=== TASK BRIEF ===
In the material below, identify each line bearing the word "Торг". Reproduce those lines.

=== DATA EXCERPTS ===
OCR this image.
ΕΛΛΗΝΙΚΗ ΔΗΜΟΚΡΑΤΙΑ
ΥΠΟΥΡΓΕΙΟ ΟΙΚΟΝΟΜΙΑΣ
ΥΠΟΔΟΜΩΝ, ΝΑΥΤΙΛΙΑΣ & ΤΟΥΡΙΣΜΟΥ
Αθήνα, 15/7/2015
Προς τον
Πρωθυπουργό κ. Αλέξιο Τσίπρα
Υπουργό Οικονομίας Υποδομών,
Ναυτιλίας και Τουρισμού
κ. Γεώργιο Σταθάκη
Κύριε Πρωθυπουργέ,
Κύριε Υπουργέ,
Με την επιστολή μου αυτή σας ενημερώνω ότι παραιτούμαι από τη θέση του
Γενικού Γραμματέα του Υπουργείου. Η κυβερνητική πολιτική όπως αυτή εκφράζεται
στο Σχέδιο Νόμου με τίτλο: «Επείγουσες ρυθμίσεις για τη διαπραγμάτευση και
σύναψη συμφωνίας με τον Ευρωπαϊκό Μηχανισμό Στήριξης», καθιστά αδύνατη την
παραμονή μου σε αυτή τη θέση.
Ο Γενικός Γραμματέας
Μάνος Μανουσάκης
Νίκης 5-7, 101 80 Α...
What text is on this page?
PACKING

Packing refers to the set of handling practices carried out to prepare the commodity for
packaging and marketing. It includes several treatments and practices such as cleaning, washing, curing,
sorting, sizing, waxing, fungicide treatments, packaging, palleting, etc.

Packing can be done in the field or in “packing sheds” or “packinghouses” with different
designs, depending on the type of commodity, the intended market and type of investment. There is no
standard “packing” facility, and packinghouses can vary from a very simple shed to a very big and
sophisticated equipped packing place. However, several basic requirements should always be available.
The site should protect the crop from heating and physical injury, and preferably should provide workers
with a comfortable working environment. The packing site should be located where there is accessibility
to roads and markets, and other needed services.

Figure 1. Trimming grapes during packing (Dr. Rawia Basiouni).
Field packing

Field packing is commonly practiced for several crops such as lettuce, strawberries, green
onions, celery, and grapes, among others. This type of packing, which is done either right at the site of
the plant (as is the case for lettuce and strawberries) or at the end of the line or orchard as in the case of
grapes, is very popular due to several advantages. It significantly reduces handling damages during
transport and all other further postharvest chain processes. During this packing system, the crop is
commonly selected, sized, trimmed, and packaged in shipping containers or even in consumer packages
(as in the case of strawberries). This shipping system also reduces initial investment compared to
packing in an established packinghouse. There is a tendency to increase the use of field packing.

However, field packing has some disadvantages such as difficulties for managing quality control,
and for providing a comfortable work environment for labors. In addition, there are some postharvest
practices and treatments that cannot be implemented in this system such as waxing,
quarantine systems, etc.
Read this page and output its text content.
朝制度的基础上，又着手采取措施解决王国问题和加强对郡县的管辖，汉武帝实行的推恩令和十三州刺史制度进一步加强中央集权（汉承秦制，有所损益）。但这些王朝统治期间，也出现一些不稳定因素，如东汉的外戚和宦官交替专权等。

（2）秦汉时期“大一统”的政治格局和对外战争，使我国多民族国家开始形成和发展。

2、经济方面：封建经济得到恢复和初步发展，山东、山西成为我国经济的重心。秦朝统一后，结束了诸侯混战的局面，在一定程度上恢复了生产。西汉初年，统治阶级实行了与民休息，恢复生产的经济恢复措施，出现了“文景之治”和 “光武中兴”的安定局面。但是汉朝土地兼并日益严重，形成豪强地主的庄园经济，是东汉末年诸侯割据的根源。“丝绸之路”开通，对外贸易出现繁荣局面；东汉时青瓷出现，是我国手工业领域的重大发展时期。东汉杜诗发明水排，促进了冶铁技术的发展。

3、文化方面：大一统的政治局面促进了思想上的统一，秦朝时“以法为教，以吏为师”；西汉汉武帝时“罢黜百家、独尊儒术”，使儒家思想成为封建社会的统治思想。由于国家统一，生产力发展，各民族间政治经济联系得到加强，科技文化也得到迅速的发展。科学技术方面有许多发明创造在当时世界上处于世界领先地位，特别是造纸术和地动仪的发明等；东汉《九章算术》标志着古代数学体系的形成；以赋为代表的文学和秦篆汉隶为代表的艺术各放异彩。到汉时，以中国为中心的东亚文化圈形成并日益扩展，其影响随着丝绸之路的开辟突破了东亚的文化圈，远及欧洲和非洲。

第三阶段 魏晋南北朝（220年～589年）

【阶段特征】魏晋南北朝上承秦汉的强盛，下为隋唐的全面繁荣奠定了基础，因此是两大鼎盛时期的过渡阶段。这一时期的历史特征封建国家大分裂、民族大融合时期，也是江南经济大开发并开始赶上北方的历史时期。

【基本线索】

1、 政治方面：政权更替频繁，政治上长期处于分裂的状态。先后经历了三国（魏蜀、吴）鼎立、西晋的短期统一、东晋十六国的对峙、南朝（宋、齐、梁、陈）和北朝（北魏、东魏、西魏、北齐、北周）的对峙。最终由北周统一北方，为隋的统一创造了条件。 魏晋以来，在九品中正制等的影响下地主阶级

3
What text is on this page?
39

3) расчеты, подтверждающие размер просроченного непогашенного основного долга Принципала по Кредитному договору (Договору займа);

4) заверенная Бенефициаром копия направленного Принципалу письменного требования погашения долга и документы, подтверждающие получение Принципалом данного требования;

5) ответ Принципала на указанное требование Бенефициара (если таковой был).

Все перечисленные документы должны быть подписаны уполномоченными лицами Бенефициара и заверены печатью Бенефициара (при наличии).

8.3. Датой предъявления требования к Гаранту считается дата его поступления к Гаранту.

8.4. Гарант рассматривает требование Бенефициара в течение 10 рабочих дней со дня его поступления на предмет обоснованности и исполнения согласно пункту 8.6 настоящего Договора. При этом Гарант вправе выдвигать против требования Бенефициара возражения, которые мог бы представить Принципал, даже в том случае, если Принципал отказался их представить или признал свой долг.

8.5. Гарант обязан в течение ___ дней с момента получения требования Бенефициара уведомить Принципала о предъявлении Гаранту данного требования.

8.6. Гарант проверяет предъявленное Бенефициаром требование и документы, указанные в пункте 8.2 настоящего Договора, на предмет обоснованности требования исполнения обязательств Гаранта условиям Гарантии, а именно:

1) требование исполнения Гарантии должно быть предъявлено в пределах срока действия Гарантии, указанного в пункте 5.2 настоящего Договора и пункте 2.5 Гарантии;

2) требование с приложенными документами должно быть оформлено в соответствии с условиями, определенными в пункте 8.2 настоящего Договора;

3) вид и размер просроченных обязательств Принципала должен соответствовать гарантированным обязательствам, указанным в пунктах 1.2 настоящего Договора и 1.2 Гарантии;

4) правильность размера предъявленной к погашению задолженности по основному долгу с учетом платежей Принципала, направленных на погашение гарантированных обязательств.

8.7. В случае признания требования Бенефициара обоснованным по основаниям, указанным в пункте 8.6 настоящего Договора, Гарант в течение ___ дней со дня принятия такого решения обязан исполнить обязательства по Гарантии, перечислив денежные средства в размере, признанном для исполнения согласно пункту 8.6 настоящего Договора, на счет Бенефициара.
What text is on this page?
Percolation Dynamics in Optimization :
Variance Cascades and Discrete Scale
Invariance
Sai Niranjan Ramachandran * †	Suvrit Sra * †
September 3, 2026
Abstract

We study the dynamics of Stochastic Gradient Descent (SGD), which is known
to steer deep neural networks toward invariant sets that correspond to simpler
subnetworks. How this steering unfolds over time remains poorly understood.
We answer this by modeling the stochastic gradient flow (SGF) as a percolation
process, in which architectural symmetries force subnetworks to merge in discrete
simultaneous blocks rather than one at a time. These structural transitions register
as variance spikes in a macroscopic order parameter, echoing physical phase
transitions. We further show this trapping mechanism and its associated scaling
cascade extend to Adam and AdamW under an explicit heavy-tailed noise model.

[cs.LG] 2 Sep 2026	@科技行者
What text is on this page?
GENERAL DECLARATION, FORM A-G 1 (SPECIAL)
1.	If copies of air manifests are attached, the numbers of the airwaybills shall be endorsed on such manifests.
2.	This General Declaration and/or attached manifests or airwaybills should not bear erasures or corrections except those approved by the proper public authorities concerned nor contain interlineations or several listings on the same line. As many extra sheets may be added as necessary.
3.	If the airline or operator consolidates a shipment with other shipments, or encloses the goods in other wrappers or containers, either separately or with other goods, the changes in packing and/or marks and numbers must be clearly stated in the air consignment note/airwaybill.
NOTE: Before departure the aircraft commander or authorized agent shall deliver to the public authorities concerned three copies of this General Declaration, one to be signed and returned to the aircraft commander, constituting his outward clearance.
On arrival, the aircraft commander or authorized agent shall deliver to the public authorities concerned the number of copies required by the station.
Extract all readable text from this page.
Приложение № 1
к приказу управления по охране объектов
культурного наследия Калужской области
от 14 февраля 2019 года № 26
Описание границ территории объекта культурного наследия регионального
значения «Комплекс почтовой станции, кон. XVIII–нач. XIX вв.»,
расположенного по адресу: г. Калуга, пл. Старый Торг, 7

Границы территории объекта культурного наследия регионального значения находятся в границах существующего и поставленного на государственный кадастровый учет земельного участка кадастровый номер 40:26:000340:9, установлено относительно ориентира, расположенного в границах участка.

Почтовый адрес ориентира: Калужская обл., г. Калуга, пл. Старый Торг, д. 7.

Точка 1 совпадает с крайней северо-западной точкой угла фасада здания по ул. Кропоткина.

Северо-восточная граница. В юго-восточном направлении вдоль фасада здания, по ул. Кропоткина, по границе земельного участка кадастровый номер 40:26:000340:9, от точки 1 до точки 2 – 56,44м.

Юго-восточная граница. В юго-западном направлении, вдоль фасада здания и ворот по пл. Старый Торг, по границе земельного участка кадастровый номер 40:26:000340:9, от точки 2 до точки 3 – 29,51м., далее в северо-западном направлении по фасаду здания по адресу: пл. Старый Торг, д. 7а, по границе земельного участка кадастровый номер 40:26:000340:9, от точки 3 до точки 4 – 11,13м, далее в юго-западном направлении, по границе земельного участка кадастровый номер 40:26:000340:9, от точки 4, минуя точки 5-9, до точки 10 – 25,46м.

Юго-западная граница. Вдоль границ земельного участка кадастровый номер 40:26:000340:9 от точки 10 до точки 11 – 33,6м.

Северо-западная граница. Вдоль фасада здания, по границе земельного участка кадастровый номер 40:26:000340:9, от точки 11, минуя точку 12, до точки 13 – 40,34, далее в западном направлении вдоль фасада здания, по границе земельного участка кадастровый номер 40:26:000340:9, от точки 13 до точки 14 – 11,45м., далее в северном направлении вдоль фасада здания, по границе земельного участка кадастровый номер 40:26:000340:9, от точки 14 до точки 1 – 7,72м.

=== EXPECTED ANSWER ===
расположенного по адресу: г. Калуга, пл. Старый Торг, 7
Почтовый адрес ориентира: Калужская обл., г. Калуга, пл. Старый Торг, д. 7.
Юго-восточная граница. В юго-западном направлении, вдоль фасада здания и ворот по пл. Старый Торг, по границе земельного участка кадастровый номер 40:26:000340:9, от точки 2 до точки 3 – 29,51м., далее в северо-западном направлении по фасаду здания по адресу: пл. Старый Торг, д. 7а, по границе земельного участка кадастровый номер 40:26:000340:9, от точки 3 до точки 4 – 11,13м, далее в юго-западном направлении, по границе земельного участка кадастровый номер 40:26:000340:9, от точки 4, минуя точки 5-9, до точки 10 – 25,46м.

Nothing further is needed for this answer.